--- What you have to do ---
Consider the data that follows and state how many lines contain the string "this", using the number alone.

--- Start ---

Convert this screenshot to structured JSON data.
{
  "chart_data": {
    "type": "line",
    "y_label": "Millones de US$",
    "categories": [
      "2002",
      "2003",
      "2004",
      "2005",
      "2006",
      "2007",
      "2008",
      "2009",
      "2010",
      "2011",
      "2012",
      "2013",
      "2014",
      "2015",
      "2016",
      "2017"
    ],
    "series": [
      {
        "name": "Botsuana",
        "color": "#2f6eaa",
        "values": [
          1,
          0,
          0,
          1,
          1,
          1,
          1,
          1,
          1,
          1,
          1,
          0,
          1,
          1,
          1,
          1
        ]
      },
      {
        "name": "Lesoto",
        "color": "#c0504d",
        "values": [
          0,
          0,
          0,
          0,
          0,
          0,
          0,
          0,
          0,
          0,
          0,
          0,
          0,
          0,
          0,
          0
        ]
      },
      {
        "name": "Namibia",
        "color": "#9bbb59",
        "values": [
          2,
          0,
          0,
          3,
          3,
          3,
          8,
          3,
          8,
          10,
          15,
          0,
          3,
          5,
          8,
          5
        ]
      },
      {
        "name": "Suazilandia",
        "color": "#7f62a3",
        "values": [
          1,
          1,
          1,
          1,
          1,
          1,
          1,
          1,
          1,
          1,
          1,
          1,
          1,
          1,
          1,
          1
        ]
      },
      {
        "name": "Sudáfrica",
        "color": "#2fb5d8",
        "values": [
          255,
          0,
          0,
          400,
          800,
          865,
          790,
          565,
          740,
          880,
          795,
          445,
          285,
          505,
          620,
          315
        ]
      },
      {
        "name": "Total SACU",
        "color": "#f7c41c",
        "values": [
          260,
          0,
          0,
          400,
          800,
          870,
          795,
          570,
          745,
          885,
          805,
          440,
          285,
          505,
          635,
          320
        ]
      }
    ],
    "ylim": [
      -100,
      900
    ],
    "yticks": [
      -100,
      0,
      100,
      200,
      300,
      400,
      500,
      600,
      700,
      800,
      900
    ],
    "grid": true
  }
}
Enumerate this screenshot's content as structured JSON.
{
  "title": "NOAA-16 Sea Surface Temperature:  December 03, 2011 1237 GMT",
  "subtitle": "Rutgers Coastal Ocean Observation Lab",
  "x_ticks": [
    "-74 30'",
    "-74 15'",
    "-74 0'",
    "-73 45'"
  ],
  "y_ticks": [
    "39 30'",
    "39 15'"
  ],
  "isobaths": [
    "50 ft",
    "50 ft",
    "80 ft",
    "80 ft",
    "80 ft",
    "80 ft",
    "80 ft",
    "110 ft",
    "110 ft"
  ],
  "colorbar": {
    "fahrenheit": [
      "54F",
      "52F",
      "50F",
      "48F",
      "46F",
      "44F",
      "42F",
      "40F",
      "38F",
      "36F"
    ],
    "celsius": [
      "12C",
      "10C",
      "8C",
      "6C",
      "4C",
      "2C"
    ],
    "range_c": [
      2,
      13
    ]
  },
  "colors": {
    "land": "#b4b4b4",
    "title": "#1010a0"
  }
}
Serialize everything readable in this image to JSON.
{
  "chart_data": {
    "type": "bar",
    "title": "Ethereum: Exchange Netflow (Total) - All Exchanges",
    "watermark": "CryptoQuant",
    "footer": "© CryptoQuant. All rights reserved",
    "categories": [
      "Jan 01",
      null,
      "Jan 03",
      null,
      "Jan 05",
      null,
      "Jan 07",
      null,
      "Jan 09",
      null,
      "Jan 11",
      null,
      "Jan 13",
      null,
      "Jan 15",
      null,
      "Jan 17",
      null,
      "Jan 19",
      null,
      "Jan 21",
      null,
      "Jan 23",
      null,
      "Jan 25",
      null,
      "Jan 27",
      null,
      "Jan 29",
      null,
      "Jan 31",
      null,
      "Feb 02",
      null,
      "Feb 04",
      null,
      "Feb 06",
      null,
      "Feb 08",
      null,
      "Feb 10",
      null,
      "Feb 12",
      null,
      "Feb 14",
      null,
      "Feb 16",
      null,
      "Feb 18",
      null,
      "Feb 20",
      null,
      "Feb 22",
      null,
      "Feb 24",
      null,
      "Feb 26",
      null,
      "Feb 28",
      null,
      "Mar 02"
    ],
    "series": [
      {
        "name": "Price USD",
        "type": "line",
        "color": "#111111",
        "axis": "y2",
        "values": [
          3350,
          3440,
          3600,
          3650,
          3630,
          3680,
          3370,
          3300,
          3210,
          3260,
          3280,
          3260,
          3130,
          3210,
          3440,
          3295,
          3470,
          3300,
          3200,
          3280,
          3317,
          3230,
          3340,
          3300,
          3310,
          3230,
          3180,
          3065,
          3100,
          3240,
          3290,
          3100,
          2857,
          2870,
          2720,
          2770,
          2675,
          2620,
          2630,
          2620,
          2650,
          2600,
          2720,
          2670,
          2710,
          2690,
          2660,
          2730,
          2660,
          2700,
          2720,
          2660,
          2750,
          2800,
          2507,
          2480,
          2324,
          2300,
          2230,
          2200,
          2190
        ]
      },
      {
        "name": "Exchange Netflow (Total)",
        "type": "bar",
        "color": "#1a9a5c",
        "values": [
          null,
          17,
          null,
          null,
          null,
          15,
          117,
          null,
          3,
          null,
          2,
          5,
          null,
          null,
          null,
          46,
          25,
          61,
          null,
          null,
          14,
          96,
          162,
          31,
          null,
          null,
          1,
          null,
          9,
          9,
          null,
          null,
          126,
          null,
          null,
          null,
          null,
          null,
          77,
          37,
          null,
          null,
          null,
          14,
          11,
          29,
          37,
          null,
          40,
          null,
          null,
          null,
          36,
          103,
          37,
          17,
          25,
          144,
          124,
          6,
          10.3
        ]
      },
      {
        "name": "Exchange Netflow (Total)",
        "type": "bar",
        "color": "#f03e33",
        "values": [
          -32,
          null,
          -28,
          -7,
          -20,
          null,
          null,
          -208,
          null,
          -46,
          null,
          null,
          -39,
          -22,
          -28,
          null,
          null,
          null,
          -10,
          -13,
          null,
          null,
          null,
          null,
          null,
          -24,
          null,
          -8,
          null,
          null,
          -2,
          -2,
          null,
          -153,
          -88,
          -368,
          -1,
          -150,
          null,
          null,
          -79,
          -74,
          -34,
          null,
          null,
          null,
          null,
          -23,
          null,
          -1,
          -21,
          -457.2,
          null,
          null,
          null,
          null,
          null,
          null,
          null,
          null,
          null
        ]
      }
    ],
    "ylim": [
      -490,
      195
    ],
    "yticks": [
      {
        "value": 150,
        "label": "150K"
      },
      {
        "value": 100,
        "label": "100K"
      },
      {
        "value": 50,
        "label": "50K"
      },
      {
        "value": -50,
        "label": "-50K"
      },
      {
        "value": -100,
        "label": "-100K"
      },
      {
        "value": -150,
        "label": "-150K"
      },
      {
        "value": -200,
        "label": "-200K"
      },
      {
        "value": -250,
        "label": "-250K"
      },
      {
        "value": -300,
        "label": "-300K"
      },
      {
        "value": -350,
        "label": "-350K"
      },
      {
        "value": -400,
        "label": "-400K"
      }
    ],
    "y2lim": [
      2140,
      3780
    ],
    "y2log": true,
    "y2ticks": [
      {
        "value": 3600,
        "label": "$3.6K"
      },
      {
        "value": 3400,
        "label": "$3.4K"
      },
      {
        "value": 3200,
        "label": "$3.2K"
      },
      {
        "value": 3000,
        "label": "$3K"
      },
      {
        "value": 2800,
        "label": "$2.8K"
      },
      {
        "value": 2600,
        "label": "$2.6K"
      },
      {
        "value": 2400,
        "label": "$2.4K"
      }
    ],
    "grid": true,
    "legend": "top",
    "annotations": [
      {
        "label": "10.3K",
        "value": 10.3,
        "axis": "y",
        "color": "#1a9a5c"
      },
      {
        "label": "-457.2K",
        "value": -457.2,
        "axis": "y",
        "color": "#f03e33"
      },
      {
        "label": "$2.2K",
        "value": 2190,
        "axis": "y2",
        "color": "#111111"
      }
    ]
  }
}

--- End ---

--- Expected answer ---
3